■ Objective: Lay out the records from their first line through the line containing "x-tick-label-year: 2021 — [472, 471, 505, 486]" as a Markdown table with the columns No. and Line, numbering each line and skipping blank lines.

* * * * * * *

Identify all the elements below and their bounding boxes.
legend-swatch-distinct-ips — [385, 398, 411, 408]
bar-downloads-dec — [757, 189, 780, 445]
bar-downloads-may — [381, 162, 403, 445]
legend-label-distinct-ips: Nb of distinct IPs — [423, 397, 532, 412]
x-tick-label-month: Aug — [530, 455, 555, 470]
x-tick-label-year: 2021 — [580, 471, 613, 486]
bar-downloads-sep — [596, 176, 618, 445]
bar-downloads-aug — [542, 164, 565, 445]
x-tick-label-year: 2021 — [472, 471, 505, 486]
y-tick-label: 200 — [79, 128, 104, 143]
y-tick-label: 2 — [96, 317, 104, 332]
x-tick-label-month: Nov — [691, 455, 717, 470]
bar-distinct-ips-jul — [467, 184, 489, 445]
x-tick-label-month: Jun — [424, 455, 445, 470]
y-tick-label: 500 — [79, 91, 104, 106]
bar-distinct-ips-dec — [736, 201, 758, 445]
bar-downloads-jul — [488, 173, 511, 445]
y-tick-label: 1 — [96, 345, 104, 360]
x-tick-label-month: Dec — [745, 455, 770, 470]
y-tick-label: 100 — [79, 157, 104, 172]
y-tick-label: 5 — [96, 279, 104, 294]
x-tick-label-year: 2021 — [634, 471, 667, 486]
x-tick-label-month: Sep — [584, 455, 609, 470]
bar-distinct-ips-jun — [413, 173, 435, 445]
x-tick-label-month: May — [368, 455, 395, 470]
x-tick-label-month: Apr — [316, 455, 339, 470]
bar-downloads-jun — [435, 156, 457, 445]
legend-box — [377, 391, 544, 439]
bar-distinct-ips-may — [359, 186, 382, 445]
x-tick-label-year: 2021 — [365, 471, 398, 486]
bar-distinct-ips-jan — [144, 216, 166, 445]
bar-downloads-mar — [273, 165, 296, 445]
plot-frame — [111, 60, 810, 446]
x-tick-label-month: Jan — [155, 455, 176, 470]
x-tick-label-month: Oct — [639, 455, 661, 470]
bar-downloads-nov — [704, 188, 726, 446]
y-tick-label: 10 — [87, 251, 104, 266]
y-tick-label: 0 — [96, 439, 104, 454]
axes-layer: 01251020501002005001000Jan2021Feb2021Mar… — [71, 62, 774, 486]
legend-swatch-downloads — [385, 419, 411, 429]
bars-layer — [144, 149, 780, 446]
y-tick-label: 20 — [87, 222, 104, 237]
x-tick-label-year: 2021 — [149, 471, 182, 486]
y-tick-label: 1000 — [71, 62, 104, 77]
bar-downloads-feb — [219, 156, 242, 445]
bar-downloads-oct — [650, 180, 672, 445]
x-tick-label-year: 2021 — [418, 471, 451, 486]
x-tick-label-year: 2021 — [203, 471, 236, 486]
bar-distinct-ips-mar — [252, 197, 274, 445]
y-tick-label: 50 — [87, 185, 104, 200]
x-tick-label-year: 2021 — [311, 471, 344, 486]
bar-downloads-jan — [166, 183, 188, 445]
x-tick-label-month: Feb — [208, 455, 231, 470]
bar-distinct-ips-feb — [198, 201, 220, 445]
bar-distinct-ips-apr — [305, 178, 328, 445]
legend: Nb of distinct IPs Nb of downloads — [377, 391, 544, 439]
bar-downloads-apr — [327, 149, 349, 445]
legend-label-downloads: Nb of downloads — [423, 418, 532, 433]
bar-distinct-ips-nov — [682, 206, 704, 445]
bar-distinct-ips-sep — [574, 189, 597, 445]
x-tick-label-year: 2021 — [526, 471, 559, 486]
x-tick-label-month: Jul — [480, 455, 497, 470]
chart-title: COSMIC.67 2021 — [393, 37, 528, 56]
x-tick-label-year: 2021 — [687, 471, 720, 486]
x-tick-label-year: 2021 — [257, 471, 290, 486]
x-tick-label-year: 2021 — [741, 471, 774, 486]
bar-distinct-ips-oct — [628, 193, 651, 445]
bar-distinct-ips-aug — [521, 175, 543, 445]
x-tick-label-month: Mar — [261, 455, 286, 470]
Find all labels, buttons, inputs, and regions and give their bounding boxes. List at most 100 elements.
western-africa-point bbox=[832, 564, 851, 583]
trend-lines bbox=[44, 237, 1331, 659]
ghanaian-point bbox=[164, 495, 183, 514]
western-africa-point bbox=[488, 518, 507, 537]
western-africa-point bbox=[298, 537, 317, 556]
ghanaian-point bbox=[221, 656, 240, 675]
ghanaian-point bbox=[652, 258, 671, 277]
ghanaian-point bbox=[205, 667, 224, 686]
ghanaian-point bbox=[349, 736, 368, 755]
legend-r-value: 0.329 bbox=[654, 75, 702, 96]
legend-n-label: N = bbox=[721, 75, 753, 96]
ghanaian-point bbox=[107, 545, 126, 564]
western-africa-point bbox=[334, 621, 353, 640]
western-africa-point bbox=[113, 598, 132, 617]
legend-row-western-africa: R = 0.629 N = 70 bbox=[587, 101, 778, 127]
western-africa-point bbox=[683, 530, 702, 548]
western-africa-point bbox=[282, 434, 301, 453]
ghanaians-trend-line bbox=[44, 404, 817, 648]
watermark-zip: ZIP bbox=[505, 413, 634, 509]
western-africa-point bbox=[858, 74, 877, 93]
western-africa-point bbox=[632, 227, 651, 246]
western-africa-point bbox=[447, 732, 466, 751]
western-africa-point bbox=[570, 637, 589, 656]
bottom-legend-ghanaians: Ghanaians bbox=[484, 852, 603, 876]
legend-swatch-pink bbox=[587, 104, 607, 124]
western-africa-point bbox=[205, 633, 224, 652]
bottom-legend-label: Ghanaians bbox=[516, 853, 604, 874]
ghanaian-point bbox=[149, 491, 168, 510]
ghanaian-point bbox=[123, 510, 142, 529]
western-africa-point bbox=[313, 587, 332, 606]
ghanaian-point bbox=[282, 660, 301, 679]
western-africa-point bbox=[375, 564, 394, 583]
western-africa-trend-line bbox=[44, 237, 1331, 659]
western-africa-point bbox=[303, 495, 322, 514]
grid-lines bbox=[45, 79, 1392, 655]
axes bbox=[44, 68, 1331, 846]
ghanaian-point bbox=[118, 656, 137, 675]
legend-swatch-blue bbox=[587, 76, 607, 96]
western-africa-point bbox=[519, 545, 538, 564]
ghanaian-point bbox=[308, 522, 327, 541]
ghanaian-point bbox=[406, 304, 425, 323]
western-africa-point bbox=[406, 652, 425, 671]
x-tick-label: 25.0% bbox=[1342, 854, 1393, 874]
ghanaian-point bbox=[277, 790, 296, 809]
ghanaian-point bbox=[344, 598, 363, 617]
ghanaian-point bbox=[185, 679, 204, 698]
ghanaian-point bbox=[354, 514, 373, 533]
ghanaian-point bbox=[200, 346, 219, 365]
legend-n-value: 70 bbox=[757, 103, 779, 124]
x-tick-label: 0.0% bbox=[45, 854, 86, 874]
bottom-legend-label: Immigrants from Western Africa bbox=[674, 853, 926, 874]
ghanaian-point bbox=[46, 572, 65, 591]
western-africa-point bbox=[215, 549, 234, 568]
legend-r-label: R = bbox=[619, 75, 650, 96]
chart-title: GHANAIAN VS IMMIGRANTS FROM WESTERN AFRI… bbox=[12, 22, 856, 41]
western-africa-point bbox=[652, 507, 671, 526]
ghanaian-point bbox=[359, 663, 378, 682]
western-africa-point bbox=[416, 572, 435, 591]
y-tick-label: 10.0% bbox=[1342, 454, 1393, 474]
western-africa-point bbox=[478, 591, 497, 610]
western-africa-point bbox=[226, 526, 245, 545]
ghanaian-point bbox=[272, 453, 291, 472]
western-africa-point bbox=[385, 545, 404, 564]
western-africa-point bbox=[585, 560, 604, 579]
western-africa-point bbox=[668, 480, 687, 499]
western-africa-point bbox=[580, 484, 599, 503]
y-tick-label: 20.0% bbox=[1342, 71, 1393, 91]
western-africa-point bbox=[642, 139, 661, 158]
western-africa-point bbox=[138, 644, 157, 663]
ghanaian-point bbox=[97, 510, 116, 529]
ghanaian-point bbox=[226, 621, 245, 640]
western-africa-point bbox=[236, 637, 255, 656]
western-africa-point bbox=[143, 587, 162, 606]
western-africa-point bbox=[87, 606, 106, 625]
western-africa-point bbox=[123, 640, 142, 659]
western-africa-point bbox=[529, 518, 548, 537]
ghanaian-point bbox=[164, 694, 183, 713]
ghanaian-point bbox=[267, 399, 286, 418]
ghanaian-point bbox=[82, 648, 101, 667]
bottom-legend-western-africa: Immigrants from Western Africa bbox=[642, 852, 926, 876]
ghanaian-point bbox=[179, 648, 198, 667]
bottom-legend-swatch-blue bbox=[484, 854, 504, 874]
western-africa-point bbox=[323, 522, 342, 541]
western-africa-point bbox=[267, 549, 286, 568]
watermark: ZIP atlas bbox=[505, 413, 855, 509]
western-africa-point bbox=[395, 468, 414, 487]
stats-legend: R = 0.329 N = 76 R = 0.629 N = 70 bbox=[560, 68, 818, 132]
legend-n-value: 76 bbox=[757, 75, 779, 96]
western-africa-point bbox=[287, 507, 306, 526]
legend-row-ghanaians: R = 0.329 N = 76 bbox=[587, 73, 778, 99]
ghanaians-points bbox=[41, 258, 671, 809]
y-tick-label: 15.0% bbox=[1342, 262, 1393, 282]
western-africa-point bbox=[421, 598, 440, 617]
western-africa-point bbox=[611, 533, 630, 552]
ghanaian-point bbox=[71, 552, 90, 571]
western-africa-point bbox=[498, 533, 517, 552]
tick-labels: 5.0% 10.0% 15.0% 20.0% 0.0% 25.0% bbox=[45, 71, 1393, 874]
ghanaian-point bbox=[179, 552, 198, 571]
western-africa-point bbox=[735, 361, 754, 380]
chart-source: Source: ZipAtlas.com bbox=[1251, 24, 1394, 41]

* * * * * * *

■ Solution to the exercise:
| No. | Line |
|---|---|
| 1 | Identify all the elements below and their bounding boxes. |
| 2 | legend-swatch-distinct-ips — [385, 398, 411, 408] |
| 3 | bar-downloads-dec — [757, 189, 780, 445] |
| 4 | bar-downloads-may — [381, 162, 403, 445] |
| 5 | legend-label-distinct-ips: Nb of distinct IPs — [423, 397, 532, 412] |
| 6 | x-tick-label-month: Aug — [530, 455, 555, 470] |
| 7 | x-tick-label-year: 2021 — [580, 471, 613, 486] |
| 8 | bar-downloads-sep — [596, 176, 618, 445] |
| 9 | bar-downloads-aug — [542, 164, 565, 445] |
| 10 | x-tick-label-year: 2021 — [472, 471, 505, 486] |